» **Data section**:
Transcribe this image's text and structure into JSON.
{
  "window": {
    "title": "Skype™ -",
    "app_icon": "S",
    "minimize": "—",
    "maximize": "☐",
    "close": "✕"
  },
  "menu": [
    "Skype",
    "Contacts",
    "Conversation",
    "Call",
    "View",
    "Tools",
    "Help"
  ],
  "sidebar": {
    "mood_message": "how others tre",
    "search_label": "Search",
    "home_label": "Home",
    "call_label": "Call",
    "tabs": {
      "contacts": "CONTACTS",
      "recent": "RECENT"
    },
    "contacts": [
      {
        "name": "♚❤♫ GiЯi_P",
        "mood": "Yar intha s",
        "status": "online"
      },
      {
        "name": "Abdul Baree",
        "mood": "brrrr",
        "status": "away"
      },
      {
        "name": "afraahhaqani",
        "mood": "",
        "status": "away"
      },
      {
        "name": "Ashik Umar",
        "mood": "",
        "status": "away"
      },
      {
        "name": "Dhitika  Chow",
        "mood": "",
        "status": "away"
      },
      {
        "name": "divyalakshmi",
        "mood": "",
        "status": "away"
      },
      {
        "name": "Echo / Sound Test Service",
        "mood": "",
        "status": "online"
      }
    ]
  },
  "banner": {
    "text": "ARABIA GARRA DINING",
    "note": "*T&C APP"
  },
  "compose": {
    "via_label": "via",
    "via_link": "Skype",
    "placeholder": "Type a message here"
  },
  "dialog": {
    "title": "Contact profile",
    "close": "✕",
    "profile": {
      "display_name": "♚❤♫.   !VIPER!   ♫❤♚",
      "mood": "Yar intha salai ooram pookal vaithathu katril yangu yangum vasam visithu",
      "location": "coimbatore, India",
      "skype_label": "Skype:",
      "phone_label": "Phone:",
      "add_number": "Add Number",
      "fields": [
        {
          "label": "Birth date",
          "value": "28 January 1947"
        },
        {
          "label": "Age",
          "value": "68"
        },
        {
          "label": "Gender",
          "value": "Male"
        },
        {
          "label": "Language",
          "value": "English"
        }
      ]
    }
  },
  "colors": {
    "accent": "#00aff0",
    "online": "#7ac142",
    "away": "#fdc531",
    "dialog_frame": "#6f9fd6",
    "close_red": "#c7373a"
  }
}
==
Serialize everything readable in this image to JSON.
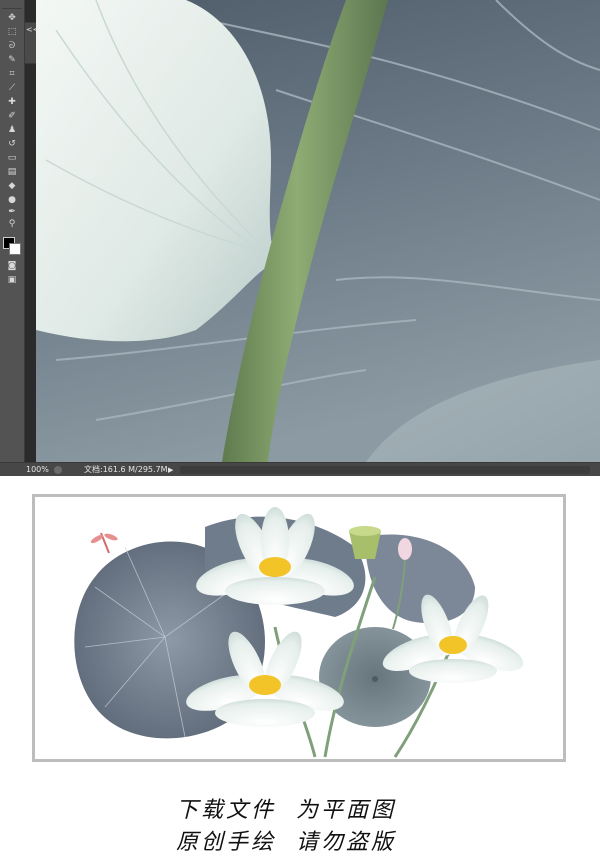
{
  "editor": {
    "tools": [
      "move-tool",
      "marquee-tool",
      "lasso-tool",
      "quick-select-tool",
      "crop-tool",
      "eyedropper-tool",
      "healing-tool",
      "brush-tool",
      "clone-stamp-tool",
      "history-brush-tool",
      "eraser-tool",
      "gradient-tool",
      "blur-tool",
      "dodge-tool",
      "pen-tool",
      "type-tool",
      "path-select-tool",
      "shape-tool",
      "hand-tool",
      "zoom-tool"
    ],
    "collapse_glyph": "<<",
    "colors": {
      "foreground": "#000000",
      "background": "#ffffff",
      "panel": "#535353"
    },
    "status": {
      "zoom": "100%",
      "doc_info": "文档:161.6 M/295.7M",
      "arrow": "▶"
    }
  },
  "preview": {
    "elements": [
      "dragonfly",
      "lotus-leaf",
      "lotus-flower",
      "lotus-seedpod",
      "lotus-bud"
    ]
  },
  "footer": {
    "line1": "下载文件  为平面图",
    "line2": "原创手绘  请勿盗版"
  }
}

» **Task details**: Copy out every line from the material above in which the word "JSON" appears.

» **Result**:
Transcribe this image's text and structure into JSON.
Serialize everything readable in this image to JSON.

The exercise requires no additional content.